**RECORD EXTRACTS:**
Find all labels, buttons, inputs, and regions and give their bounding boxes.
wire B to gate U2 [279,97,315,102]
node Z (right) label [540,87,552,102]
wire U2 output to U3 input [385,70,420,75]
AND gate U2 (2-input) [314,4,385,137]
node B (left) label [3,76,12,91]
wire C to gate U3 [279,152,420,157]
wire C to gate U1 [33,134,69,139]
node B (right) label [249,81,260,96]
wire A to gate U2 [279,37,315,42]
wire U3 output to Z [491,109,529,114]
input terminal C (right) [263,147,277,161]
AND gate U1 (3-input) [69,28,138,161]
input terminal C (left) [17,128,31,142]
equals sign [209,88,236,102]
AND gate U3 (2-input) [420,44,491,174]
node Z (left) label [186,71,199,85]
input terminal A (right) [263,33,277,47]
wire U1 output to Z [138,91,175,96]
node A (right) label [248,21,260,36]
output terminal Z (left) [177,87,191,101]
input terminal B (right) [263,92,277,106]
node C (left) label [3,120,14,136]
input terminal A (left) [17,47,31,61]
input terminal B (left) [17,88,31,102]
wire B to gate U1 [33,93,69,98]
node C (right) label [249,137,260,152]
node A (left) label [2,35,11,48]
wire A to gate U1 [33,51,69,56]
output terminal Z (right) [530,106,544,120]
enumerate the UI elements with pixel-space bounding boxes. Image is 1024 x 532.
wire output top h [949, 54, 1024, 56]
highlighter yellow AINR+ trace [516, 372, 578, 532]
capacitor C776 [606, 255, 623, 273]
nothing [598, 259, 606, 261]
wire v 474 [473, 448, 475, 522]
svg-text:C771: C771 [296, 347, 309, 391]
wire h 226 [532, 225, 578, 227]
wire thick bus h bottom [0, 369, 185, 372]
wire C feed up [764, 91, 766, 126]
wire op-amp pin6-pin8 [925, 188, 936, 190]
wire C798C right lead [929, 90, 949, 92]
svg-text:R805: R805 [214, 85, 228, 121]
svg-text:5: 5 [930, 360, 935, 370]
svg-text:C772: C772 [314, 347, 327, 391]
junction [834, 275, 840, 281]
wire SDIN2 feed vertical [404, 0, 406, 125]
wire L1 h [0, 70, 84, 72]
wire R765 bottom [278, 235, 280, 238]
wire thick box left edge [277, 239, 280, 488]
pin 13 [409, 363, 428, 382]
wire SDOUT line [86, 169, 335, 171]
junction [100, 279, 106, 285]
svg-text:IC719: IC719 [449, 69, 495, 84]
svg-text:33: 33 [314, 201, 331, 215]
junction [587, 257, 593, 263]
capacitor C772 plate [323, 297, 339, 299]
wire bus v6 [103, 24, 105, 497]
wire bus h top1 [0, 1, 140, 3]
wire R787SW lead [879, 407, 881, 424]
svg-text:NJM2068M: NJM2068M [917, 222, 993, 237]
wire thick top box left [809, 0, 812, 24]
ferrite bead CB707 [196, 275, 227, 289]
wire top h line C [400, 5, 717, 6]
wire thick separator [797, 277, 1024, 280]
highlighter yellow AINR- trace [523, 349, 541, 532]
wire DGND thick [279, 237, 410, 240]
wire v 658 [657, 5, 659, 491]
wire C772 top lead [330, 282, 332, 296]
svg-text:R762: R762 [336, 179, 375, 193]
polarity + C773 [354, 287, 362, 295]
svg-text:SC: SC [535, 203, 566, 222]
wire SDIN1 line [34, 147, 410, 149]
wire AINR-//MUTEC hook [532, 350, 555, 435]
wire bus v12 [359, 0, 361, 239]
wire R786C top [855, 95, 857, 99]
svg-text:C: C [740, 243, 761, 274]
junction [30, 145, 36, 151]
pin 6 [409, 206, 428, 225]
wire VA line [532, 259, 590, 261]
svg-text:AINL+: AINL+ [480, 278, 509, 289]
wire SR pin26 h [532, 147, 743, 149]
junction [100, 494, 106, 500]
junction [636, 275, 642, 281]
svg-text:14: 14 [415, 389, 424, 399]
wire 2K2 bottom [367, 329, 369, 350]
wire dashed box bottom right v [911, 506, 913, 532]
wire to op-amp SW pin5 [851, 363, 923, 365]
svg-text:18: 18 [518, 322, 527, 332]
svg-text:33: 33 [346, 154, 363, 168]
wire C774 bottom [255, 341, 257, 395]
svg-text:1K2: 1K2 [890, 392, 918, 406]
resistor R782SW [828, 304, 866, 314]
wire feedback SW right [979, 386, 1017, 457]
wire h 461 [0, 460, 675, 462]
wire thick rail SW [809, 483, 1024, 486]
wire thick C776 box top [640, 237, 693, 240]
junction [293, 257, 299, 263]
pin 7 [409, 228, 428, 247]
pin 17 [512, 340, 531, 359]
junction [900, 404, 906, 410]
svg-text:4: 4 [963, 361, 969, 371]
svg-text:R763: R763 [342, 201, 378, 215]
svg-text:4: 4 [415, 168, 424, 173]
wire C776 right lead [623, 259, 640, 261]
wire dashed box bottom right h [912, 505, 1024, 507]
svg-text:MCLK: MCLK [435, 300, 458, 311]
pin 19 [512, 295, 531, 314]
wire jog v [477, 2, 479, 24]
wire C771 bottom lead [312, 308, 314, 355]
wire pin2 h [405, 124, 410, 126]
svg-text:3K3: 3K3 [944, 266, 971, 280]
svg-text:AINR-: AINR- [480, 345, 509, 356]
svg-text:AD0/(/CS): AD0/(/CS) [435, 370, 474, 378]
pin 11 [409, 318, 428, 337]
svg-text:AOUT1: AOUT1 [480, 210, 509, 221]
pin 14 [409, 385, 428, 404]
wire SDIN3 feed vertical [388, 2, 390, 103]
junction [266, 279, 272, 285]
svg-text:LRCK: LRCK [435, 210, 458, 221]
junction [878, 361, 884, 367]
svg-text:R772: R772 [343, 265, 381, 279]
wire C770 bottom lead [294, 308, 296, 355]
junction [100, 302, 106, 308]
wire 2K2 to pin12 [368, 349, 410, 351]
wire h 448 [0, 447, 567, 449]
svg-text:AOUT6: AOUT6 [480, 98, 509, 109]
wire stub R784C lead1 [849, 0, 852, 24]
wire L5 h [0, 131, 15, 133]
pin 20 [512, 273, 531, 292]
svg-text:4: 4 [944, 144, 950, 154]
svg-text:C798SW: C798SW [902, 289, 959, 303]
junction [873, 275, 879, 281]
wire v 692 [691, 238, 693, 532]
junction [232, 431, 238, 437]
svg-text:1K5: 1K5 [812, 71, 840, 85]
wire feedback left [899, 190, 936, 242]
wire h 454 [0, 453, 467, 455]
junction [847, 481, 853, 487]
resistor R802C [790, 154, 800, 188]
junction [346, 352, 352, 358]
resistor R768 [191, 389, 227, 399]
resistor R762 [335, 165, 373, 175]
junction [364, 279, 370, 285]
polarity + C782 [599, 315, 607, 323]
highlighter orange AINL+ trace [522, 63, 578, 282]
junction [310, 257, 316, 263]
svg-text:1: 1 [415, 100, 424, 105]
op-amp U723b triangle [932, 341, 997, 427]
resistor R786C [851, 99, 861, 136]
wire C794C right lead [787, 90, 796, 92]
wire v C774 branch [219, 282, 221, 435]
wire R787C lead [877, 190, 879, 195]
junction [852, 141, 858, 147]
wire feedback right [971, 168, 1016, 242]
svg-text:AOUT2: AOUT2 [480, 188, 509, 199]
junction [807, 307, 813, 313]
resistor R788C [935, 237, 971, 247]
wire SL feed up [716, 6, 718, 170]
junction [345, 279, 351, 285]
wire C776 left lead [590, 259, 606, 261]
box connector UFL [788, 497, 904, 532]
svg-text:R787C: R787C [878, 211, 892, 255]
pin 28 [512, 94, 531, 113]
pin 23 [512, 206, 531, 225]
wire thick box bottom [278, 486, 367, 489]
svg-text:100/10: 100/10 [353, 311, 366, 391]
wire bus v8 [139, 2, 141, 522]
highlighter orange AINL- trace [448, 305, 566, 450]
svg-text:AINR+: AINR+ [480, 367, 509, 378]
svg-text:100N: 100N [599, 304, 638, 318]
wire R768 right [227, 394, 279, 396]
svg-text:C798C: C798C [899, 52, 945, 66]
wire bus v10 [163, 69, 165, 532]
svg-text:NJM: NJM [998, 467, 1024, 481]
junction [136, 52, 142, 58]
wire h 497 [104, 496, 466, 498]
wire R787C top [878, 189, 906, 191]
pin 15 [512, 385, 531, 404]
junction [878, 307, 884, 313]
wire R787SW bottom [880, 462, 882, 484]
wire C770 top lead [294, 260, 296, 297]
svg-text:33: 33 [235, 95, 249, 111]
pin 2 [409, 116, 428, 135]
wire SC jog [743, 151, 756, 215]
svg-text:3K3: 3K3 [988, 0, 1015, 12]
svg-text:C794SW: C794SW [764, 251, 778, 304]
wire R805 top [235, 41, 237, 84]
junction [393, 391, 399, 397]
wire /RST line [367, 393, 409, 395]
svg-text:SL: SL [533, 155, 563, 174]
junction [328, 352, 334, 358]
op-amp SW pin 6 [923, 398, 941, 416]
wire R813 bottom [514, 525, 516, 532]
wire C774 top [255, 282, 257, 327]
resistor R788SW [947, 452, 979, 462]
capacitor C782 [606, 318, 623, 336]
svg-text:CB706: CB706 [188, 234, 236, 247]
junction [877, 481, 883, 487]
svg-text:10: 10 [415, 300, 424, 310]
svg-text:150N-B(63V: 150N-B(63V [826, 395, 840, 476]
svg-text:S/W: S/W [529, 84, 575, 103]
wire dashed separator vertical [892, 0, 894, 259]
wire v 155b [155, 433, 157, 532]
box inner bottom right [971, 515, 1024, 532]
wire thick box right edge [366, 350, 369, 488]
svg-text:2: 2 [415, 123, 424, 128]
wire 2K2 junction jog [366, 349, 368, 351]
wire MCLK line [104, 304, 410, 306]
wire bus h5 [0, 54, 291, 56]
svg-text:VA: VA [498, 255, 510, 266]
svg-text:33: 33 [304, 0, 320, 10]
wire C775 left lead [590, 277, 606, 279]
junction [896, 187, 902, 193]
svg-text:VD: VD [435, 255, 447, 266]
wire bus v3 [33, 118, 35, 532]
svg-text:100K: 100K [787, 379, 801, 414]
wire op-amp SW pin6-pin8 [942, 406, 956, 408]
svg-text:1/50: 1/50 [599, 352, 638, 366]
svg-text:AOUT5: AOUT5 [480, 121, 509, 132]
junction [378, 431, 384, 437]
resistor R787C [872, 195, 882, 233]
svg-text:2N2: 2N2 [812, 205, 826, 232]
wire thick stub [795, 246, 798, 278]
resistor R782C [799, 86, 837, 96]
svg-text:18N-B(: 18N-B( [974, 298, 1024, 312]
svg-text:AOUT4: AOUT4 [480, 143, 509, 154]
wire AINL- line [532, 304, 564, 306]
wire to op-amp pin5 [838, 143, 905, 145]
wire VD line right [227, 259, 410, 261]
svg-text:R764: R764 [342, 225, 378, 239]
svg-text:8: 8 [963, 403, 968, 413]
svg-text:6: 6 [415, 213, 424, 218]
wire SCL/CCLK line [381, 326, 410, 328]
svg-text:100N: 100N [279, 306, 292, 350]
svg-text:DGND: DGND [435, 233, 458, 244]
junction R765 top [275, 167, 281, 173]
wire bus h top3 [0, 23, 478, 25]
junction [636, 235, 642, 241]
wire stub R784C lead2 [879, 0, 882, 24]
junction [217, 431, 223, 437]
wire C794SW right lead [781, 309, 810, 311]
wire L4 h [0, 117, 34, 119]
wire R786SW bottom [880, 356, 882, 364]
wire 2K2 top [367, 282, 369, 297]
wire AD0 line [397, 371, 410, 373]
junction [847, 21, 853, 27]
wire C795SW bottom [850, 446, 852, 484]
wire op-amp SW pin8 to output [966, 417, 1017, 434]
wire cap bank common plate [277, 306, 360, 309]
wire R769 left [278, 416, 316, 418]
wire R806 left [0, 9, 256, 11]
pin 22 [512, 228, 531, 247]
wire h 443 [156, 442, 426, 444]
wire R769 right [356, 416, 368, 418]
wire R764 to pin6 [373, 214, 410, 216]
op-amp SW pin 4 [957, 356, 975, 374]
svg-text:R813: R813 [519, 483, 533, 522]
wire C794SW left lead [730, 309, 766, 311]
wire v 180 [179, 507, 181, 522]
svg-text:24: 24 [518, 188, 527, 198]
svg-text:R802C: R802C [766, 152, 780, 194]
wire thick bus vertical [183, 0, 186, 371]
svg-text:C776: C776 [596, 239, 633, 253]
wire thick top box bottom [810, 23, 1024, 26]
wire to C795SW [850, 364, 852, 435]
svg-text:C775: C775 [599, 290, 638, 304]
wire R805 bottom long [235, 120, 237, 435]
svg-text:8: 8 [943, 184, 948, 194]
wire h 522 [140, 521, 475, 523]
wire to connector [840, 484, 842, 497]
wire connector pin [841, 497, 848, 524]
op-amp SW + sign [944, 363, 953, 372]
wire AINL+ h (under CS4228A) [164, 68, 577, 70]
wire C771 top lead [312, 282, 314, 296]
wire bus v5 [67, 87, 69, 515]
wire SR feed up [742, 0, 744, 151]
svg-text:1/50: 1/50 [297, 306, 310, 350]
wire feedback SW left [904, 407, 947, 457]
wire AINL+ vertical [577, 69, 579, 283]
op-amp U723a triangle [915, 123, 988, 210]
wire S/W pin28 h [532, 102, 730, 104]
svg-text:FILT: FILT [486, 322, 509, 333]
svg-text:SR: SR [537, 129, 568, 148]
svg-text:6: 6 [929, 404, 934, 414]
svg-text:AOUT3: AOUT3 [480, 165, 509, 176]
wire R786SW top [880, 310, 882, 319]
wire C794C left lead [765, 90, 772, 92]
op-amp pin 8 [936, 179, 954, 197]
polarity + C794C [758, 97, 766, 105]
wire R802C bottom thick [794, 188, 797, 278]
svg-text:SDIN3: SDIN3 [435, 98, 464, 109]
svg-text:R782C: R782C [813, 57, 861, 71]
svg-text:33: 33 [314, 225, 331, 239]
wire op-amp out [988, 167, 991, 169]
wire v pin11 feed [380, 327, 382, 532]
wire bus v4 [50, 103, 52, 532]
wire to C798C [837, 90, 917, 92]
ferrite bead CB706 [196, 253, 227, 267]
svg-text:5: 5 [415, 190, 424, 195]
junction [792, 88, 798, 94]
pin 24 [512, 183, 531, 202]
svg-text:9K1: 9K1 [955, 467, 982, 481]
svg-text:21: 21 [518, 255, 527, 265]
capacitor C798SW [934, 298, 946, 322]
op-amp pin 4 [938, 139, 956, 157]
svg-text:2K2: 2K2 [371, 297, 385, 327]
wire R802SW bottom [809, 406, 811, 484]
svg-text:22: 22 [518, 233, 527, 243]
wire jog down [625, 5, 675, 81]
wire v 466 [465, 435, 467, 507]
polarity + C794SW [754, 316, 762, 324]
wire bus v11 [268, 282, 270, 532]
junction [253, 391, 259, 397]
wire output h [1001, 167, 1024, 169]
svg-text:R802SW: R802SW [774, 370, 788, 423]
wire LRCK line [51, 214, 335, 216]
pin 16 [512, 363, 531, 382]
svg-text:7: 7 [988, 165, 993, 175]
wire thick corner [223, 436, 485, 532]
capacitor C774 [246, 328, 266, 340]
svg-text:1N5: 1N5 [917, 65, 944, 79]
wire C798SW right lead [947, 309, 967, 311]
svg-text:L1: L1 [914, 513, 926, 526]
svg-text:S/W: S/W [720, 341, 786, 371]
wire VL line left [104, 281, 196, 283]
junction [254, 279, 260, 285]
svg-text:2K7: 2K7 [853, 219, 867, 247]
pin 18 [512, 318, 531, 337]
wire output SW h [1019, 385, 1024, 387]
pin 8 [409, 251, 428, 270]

**REQUIRED WORK:**
Convert the data into a Markdown table with the columns Row and Line, beginning with the first line and stopping after the line that contains "wire C to gate U1 [33,134,69,139]". Number each row and leave out any blank lines.

**TASK RESPONSE:**
| Row | Line |
|---|---|
| 1 | Find all labels, buttons, inputs, and regions and give their bounding boxes. |
| 2 | wire B to gate U2 [279,97,315,102] |
| 3 | node Z (right) label [540,87,552,102] |
| 4 | wire U2 output to U3 input [385,70,420,75] |
| 5 | AND gate U2 (2-input) [314,4,385,137] |
| 6 | node B (left) label [3,76,12,91] |
| 7 | wire C to gate U3 [279,152,420,157] |
| 8 | wire C to gate U1 [33,134,69,139] |